### Page extract

━━━

Mild and gentle Gomen (kale) to balance out the zing of the Beg Wot (Lamb Stew)


As a last post in my series of Ethiopian dishes I am sharing a simple recipe for a humble side of kale.

Although the Injera sets the stage for almost every Ethiopian meal and the meat stews are the stars, an Ethiopian feast is not complete without the supporting rolls of the many pulse and vegetable dishes. This mild kale dish contrasts beautifully with those spicy meat stews.

It might seem a bit odd that I am using kale from a glass jar – I have tried fresh and even frozen kale, but it simply does not taste like the Gomen I grew up with….so now I just continue our family tradition and pop open a jar.

 

Ingredients

2 onions
3 tbsp oil
1 large jar of kale (720g) (NL: boerenkool, DE: Gruenkohl)

━━━

### Element and box listings
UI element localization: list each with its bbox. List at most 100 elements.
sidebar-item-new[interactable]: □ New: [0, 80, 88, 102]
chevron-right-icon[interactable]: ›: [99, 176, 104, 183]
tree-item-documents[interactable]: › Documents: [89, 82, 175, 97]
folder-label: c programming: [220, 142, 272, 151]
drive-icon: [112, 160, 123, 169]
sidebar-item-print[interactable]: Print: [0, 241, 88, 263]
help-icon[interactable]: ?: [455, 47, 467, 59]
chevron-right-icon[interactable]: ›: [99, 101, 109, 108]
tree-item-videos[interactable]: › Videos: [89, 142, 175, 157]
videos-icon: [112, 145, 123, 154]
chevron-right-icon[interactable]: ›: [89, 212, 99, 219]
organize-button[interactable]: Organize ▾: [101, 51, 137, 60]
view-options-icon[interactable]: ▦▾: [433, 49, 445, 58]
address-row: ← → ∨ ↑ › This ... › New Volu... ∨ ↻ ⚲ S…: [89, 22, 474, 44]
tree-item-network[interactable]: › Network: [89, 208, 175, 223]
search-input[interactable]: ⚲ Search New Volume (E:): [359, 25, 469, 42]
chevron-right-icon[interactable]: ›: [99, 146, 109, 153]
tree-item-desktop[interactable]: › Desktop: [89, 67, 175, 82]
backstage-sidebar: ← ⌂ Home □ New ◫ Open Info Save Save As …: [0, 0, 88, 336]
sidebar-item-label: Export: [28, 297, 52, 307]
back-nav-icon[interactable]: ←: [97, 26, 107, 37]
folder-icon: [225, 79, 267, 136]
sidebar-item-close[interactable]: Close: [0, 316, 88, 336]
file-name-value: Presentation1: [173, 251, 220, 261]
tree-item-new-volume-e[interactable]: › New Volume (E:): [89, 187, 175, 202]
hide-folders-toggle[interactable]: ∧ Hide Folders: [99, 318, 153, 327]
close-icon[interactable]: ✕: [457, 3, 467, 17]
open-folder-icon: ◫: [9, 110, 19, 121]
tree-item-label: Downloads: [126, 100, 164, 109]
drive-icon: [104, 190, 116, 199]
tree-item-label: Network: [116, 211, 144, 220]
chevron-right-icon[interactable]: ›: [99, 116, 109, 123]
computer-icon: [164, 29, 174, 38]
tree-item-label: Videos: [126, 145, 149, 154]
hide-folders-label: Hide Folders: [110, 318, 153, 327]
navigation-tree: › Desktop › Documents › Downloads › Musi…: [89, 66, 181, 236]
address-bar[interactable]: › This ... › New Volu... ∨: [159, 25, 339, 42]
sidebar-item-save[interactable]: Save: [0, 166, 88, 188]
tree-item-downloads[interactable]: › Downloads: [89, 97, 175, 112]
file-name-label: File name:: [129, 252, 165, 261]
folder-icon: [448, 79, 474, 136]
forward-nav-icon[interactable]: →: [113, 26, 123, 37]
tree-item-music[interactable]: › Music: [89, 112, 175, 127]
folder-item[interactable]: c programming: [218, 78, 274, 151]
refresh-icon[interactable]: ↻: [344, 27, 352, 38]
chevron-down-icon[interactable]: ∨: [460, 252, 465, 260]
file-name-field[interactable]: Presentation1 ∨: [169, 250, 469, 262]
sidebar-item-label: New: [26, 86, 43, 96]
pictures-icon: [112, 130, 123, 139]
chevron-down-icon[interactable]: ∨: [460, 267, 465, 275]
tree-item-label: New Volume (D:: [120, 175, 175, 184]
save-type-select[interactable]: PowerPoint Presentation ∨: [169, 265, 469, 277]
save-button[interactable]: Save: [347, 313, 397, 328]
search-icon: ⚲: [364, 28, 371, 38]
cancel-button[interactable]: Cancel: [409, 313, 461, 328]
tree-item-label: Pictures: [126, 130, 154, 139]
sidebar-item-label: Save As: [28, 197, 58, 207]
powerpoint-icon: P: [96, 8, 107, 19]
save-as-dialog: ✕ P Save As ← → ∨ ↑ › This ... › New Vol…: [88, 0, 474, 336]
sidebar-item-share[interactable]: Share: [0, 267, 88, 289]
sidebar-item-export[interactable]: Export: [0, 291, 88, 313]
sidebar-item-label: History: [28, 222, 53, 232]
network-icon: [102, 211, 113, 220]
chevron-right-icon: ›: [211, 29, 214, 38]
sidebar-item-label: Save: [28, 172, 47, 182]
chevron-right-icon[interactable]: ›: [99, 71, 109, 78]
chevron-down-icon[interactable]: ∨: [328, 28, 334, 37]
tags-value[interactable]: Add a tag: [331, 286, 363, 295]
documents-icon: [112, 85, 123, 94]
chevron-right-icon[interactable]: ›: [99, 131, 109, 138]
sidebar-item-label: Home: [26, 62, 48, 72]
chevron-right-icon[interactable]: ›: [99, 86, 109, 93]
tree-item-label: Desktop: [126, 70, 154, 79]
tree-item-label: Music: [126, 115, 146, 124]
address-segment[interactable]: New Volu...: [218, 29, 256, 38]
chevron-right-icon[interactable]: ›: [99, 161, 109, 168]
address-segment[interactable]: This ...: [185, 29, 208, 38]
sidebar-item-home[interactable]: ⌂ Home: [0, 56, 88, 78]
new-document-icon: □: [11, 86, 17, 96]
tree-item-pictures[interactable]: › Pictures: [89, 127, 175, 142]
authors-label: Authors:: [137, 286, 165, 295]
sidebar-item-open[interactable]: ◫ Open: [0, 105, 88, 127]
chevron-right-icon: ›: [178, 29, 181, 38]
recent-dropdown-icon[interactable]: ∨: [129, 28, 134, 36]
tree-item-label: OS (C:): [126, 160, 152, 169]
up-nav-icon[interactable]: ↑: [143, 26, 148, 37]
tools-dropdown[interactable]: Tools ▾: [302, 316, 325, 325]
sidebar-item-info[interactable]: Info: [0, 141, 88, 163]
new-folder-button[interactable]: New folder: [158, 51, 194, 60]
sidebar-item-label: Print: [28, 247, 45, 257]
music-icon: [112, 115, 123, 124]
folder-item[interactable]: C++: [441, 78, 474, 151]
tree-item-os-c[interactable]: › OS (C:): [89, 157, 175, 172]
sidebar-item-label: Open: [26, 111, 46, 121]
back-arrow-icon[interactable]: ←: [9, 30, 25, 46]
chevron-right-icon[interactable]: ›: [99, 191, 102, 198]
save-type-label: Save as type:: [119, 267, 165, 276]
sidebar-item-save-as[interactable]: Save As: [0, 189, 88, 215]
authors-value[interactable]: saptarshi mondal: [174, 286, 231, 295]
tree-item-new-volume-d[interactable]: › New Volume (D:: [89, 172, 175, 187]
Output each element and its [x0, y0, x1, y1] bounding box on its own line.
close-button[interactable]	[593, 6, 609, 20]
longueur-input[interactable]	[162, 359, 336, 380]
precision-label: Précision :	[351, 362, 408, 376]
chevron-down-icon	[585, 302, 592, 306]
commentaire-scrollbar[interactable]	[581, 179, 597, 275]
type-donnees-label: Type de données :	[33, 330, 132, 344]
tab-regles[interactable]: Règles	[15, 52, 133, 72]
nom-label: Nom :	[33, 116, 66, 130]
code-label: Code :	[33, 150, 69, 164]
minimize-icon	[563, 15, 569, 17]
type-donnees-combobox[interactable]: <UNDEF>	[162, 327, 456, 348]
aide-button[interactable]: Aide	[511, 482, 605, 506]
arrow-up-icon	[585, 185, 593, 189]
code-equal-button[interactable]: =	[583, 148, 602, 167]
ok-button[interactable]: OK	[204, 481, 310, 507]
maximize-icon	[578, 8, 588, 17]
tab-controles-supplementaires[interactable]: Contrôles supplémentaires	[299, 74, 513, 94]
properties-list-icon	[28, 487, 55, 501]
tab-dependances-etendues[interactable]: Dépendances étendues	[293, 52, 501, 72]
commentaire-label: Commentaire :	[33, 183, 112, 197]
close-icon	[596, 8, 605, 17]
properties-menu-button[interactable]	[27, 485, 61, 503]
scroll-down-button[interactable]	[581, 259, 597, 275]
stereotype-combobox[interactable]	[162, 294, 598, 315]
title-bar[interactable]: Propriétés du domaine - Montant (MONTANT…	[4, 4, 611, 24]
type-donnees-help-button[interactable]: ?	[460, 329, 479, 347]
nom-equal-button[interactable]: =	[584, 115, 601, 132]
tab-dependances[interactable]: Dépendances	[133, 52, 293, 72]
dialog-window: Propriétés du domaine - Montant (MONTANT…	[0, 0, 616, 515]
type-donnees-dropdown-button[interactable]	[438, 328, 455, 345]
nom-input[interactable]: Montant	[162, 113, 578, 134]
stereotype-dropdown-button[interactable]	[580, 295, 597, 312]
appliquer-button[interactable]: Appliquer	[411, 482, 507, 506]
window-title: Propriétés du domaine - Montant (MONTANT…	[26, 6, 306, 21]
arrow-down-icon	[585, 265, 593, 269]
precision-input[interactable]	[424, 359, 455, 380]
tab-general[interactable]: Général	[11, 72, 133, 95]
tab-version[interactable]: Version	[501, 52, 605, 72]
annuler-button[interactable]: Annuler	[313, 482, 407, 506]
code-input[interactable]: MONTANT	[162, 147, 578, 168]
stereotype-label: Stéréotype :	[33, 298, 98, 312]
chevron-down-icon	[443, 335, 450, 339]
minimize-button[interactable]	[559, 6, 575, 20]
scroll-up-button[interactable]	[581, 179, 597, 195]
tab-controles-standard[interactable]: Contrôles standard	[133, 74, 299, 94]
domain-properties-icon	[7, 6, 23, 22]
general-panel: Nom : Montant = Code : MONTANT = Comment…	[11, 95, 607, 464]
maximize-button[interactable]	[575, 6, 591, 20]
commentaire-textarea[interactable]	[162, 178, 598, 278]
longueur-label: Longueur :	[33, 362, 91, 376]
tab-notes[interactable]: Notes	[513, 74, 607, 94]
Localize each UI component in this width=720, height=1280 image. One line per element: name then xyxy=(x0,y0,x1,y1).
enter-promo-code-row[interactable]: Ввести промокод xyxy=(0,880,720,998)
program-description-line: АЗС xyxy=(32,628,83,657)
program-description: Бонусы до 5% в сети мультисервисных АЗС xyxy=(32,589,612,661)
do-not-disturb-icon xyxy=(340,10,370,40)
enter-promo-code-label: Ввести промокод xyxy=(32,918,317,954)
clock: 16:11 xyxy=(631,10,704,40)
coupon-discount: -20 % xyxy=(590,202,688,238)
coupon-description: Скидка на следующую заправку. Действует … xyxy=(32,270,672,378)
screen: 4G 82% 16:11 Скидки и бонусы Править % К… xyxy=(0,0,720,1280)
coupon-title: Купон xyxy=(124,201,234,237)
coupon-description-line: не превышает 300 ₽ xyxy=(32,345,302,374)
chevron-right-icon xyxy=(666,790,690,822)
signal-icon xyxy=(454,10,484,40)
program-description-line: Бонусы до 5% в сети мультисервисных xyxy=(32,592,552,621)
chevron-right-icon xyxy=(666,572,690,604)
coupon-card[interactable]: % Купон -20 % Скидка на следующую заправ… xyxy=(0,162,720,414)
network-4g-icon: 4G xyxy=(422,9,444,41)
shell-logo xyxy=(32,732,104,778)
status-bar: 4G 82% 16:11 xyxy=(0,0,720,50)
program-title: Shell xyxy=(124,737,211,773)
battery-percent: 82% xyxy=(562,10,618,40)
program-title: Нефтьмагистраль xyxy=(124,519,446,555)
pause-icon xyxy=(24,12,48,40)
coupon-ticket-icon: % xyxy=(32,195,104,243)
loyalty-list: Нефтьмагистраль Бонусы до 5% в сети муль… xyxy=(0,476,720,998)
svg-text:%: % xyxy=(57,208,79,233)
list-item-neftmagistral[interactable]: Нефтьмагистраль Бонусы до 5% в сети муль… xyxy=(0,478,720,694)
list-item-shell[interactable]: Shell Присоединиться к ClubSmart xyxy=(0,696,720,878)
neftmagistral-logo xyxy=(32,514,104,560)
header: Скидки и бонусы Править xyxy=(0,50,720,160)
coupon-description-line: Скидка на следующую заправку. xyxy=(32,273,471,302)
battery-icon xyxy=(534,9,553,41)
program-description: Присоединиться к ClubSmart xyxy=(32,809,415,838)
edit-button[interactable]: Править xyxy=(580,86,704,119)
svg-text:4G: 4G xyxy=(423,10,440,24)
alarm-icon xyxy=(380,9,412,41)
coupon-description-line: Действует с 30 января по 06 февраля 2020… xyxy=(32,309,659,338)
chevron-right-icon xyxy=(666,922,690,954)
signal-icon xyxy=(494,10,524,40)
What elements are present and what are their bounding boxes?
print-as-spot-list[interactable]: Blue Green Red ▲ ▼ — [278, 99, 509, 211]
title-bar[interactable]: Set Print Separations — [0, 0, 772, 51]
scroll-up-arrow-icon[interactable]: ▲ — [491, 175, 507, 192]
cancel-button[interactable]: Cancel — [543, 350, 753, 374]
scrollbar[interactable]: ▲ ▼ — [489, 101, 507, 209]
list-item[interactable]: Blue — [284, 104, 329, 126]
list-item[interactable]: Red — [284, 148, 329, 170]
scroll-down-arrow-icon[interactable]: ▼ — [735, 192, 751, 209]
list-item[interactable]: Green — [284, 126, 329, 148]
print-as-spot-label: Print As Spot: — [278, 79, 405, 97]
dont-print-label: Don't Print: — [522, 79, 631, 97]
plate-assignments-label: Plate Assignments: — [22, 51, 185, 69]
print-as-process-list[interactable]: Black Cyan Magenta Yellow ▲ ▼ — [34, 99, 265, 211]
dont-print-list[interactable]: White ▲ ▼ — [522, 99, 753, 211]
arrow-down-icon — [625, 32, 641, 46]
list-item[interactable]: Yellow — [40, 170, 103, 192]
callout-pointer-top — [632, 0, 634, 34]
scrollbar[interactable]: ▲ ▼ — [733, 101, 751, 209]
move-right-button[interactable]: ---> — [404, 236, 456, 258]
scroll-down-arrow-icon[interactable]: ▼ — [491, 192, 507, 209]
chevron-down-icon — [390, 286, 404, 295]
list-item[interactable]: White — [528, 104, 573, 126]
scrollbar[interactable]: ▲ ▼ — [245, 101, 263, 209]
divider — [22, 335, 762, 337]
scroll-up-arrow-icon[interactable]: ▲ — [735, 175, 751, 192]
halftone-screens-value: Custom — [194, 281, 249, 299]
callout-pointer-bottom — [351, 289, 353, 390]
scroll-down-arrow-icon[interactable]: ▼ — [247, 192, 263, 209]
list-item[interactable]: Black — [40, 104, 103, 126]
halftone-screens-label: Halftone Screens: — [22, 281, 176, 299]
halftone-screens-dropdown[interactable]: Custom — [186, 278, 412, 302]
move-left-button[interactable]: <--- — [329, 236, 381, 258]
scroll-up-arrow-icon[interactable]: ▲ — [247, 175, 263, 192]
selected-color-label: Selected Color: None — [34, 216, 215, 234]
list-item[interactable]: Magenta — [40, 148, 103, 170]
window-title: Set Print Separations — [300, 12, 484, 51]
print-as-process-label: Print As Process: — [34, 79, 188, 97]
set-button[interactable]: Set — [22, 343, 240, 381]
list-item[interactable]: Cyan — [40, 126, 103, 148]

━━━

### Short problem 1
From the Gomen recipe post, extract the part that opens with the words containing "Although the Injera" and closes with "boerenkool, DE: Gruenkohl)".
### Short problem 2
Please extend the Gomen recipe post from the point where it stops.

### Answer 1
Although the Injera sets the stage for almost every Ethiopian meal and the meat stews are the stars, an Ethiopian feast is not complete without the supporting rolls of the many pulse and vegetable dishes. This mild kale dish contrasts beautifully with those spicy meat stews.

It might seem a bit odd that I am using kale from a glass jar – I have tried fresh and even frozen kale, but it simply does not taste like the Gomen I grew up with….so now I just continue our family tradition and pop open a jar.

 

Ingredients

2 onions
3 tbsp oil
1 large jar of kale (720g) (NL: boerenkool, DE: Gruenkohl)

### Answer 2
2 cm piece ginger
salt
green jalapeno pepper (large chili pepper)

 

Recipe

  1. Chop the onion very fine (in a food processor).
  2. Heat 3 tbsp of oil in a medium size pot. Gently fry the onions until they are translucent. Should they start sticking and burning add a little hot water.
  3. Squeeze in ginger in through a garlic press.
  4. Drain the kale and squeeze it dry.
  5. Add to the onion and cook whilst stirring until quite dry.
  6. Cover with a lid.
  7. Cook about 20 min, stirring once in a while to prevent it from burning.
  8. Season with salt.
  9. Remove seeds from the jalapeno and cut it into thin slices or strips. Stir most of the jalapeno into the stew and decorate it with the remainder.

 

Tips & Variations

  • Make a triple amount of the onions sauce. Use one third for the kale, a third for yellow split peas and a third  lentils.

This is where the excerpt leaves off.